======== Texte de la page

Concours 2013 : Y a-t-il une crise de la vocation chez les professeurs ?

vendredi 6 septembre 2013

Bien loin des campagnes de publicité du ministère,
les résultats des concours 2013 montrent
la réalité : le nombre de candidats au métier
d’enseignant s’effondre. Masterisation, dévalorisation
du métier, formation fantomatique ou
inexistante, concours qui donnent le vertige :
non, le métier ne fait plus rêver.

Un nombre de candicats en chute libre

Déjà dans le courant des années 2000, le nombre
de candidats aux concours a chuté dramatiquement.
L’anglais, les lettres modernes et
classiques, les maths, matières principales de
l’enseignement secondaire, sont significativement
touchées. Non seulement le nombre
d’inscrits baisse, mais à chaque concours, l’absentéisme
des candidats augmente (jusqu’à
50% en lettres !). Pire : certains candidats
admissibles (qui ont réussi l’écrit) ne se présentent
pas à l’oral ! Étant donné que le nombre
de postes reste sensiblement le même (voire en
baisse dans certaines matières), le ratio nombre
de postulants par nombre de postes offerts a
évolué de façon très favorable pour les candidats
 : de presque 8 en 1999 à 1,5 candidat par
poste pour les maths ! Il y a parfois plus de postes
à pourvoir que de candidats admis (notamment
pour les concours internes).

À la question " Y a-t-il une crise des vocations ? ", si
l’on se base sur la simple étude des chiffres, la
réponse est clairement " oui ". Affirmer que la
profession attire toujours en masse relève de
l’optimisme maladif. Si le bilan force à l’unanimité,
il n’en va pas de même pour l’analyse et
les solutions à mettre en place.

Pourquoi une telle déperdition de candidats ?

 En premier lieu, il est évident que le métier
souffre d’une dévalorisation de son image.
Beaucoup d’étudiants abandonnent l’idée
d’enseigner aussi en raison de la crise de l’autorité.
Outre ce ressenti, confirmé par des réalités
de vie de classe et illustré par de cruels faits
divers, mais qui reste subjectif, on trouve des
causes conjoncturelles.
 La hausse du niveau d’étude à bac+5 pour
accéder aux concours a eu des effets pervers.
Beaucoup d’étudiants ont des difficultés matérielles
à accéder au master : il faut financer
deux ans d’études supplémentaires - logement
inclus, au prix prohibitif que l’on connaît dans
certaines régions. Certains renoncent donc à
leur rêve d’enseignant pour rentrer dans la vie
active par une autre porte. En outre, mettre
l’accès aux CAPES et CRPE à bac+5 place ces
concours en concurrence quasi-déloyale avec
d’autres filières professionnelles, bien plus
lucratives et motivantes pour un étudiant avec
un master en poche.
 Le contenu même du concours pose problème,
axés sur les savoirs disciplinaires et non sur
les compétences professionnelles. Les épreuves
écrites sont purement théoriques, l’oral est
centré sur l’organisation d’une leçon sur un
sujet tiré au sort par le candidat. Il se déroule
devant un jury, jamais devant une classe.

================
======== Relevés

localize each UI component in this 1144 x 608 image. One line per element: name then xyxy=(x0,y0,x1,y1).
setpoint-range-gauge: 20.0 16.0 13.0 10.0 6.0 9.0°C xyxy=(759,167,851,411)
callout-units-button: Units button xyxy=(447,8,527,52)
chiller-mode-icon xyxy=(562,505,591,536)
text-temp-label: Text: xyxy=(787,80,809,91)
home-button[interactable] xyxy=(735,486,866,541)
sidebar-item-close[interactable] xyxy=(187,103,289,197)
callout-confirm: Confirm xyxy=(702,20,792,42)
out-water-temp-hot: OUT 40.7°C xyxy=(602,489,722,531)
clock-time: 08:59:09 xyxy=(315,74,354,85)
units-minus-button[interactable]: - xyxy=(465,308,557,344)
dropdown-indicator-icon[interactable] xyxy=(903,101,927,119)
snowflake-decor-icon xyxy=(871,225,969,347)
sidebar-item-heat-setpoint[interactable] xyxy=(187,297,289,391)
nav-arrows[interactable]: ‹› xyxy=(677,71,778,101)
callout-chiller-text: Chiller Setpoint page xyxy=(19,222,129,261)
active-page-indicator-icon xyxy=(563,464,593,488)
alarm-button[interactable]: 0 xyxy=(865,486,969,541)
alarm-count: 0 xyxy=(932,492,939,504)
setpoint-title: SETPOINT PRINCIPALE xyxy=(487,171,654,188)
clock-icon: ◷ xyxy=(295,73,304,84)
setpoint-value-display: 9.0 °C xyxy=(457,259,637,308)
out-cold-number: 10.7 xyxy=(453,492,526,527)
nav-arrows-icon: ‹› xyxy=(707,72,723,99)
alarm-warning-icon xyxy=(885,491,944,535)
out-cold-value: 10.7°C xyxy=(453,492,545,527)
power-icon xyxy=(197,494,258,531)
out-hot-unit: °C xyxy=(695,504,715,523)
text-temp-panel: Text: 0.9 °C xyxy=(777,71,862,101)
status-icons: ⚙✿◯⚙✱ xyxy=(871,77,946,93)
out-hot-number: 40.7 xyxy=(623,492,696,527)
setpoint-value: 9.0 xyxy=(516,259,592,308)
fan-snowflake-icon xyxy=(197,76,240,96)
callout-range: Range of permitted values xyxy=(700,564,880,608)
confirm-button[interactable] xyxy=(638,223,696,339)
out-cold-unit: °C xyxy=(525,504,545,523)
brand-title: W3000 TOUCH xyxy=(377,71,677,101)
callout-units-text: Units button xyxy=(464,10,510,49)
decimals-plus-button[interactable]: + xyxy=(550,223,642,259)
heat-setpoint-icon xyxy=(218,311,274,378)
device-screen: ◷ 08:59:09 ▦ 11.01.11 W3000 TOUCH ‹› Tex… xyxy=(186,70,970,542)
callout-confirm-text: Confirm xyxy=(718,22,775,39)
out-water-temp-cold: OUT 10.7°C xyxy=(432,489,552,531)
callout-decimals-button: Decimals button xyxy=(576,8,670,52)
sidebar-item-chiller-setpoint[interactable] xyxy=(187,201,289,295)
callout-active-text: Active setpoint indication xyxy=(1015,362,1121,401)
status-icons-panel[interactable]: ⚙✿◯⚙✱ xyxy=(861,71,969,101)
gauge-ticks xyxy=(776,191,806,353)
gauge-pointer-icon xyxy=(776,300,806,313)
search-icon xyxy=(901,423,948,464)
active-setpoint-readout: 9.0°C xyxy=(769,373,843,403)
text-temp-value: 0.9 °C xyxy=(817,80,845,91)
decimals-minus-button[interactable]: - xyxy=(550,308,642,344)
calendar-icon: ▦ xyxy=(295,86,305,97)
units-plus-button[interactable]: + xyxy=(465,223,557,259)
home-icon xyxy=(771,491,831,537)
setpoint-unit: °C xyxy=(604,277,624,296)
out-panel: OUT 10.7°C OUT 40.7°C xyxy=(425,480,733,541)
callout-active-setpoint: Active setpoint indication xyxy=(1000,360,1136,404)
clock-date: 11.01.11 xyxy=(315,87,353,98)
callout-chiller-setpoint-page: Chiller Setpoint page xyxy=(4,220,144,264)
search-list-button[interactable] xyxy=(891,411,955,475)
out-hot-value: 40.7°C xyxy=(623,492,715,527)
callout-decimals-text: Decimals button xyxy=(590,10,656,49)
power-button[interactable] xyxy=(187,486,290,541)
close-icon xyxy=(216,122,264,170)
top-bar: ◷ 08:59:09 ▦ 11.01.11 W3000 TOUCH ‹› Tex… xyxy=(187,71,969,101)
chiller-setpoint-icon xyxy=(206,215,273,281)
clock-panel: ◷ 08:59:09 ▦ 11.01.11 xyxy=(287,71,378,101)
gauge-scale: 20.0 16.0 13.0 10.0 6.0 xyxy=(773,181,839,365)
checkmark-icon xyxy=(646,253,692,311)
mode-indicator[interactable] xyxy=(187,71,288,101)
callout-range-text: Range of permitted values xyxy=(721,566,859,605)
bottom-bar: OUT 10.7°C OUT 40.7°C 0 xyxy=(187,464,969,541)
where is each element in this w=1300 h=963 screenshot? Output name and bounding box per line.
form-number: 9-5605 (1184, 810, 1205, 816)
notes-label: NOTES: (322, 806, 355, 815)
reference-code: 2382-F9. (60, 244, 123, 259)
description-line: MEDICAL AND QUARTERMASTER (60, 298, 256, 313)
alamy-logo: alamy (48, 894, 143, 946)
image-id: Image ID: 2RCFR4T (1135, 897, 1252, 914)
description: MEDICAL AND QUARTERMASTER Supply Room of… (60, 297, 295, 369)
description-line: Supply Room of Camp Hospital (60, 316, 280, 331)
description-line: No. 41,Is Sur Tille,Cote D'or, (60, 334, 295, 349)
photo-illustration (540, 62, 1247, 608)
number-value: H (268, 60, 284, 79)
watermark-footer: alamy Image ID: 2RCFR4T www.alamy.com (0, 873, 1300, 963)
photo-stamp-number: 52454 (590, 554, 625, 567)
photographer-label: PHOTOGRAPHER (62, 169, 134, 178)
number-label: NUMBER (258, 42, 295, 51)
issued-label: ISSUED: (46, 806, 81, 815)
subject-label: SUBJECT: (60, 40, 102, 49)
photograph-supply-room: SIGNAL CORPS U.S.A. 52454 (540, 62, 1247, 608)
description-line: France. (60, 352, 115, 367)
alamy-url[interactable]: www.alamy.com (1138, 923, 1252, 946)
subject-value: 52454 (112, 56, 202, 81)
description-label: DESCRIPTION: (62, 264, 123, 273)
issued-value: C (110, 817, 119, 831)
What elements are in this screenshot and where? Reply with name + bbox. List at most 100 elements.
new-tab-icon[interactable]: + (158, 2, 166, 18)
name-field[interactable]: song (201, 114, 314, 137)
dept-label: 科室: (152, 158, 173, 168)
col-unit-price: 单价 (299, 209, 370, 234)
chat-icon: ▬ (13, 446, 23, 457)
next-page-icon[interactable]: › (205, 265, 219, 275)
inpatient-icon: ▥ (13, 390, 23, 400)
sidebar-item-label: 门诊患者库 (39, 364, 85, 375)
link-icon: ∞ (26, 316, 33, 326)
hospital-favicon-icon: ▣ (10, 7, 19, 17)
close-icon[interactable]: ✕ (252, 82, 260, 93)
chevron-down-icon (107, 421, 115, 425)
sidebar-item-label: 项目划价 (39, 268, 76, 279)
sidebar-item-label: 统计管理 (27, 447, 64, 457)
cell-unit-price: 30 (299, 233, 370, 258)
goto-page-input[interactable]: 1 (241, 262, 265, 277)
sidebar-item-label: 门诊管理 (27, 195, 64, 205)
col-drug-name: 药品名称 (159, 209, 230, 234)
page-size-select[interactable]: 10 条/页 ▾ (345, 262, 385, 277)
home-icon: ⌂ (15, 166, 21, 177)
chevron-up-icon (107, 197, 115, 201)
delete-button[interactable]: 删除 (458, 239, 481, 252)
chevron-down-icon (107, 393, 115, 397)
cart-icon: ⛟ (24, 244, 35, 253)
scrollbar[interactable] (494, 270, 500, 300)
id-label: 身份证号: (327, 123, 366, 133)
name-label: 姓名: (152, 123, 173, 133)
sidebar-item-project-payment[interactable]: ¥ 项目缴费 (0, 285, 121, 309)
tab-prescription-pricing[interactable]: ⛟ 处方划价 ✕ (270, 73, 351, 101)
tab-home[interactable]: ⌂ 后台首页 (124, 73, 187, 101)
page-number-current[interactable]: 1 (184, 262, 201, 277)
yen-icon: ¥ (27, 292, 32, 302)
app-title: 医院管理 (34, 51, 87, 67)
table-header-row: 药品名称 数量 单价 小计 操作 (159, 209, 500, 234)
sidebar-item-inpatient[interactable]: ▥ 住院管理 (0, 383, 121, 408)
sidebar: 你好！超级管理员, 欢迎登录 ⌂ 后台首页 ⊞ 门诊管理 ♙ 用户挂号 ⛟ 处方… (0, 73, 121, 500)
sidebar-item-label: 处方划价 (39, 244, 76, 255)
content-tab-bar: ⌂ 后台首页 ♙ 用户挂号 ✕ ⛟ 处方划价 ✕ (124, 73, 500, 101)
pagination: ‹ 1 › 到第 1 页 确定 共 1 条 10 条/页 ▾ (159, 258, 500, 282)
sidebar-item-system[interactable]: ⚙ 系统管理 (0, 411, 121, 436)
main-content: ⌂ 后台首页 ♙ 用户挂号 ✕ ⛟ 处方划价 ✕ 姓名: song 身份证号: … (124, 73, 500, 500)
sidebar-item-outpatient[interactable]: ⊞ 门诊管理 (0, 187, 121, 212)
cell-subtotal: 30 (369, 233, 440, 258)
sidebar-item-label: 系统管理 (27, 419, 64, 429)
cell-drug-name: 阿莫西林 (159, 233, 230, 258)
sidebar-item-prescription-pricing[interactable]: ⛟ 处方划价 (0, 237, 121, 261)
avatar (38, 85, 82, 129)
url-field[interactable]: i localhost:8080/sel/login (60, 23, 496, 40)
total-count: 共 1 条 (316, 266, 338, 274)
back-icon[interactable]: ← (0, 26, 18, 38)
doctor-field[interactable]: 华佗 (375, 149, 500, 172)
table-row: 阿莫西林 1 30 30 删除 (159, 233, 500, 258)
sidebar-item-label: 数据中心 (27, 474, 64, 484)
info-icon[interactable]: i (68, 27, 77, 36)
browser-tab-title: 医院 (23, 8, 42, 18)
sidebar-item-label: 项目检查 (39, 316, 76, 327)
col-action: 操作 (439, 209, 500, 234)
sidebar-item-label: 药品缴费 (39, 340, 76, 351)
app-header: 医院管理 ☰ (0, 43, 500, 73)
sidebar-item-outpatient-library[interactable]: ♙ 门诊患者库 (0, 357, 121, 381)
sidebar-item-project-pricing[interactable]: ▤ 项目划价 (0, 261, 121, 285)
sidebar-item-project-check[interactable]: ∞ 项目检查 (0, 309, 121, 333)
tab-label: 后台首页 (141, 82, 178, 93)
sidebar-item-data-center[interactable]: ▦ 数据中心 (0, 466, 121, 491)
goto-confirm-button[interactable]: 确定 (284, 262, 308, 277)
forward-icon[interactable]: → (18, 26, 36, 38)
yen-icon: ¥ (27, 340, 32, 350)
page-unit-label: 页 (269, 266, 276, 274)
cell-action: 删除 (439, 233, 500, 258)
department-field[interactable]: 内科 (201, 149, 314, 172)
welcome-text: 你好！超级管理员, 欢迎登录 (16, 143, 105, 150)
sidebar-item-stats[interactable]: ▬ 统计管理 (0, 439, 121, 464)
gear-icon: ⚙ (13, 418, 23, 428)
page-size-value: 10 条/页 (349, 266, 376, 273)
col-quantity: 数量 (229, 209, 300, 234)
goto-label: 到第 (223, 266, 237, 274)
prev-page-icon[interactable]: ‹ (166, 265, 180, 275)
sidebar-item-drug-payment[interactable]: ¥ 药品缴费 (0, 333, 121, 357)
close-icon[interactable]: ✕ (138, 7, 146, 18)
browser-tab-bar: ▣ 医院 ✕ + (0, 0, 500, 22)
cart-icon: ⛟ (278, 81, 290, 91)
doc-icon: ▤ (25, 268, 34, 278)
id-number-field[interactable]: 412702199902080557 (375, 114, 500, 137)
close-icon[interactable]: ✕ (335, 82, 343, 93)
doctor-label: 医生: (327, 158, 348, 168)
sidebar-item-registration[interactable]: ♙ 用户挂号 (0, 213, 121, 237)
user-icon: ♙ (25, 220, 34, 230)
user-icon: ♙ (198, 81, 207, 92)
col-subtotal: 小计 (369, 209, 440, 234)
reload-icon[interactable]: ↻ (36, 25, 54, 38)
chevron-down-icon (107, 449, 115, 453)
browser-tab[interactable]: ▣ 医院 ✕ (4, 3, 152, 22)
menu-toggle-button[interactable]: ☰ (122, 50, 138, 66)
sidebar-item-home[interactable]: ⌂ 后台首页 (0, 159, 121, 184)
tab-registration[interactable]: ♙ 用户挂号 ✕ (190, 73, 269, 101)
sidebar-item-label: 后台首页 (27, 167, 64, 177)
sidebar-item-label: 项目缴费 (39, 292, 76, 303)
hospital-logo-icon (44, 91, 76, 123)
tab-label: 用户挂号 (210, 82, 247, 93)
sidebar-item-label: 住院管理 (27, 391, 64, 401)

================

Énoncé 1:
Dans le texte sur les concours 2013, relevez les éléments énumérés juste avant « non, le métier ne fait plus rêver ».
Énoncé 2:
Recopiez les lignes des relevés en partant du début des relevés et en terminant par la ligne qui contient "heat-setpoint-icon xyxy=(218,311,274,378)", toutes deux incluses.
Les relevés n'ont aucun rapport avec le texte.

Corrigé 1:
- Masterisation
- dévalorisation du métier
- formation fantomatique ou inexistante
- concours qui donnent le vertige

Corrigé 2:
localize each UI component in this 1144 x 608 image. One line per element: name then xyxy=(x0,y0,x1,y1).
setpoint-range-gauge: 20.0 16.0 13.0 10.0 6.0 9.0°C xyxy=(759,167,851,411)
callout-units-button: Units button xyxy=(447,8,527,52)
chiller-mode-icon xyxy=(562,505,591,536)
text-temp-label: Text: xyxy=(787,80,809,91)
home-button[interactable] xyxy=(735,486,866,541)
sidebar-item-close[interactable] xyxy=(187,103,289,197)
callout-confirm: Confirm xyxy=(702,20,792,42)
out-water-temp-hot: OUT 40.7°C xyxy=(602,489,722,531)
clock-time: 08:59:09 xyxy=(315,74,354,85)
units-minus-button[interactable]: - xyxy=(465,308,557,344)
dropdown-indicator-icon[interactable] xyxy=(903,101,927,119)
snowflake-decor-icon xyxy=(871,225,969,347)
sidebar-item-heat-setpoint[interactable] xyxy=(187,297,289,391)
nav-arrows[interactable]: ‹› xyxy=(677,71,778,101)
callout-chiller-text: Chiller Setpoint page xyxy=(19,222,129,261)
active-page-indicator-icon xyxy=(563,464,593,488)
alarm-button[interactable]: 0 xyxy=(865,486,969,541)
alarm-count: 0 xyxy=(932,492,939,504)
setpoint-title: SETPOINT PRINCIPALE xyxy=(487,171,654,188)
clock-icon: ◷ xyxy=(295,73,304,84)
setpoint-value-display: 9.0 °C xyxy=(457,259,637,308)
out-cold-number: 10.7 xyxy=(453,492,526,527)
nav-arrows-icon: ‹› xyxy=(707,72,723,99)
alarm-warning-icon xyxy=(885,491,944,535)
out-cold-value: 10.7°C xyxy=(453,492,545,527)
power-icon xyxy=(197,494,258,531)
out-hot-unit: °C xyxy=(695,504,715,523)
text-temp-panel: Text: 0.9 °C xyxy=(777,71,862,101)
status-icons: ⚙✿◯⚙✱ xyxy=(871,77,946,93)
out-hot-number: 40.7 xyxy=(623,492,696,527)
setpoint-value: 9.0 xyxy=(516,259,592,308)
fan-snowflake-icon xyxy=(197,76,240,96)
callout-range: Range of permitted values xyxy=(700,564,880,608)
confirm-button[interactable] xyxy=(638,223,696,339)
out-cold-unit: °C xyxy=(525,504,545,523)
brand-title: W3000 TOUCH xyxy=(377,71,677,101)
callout-units-text: Units button xyxy=(464,10,510,49)
decimals-plus-button[interactable]: + xyxy=(550,223,642,259)
heat-setpoint-icon xyxy=(218,311,274,378)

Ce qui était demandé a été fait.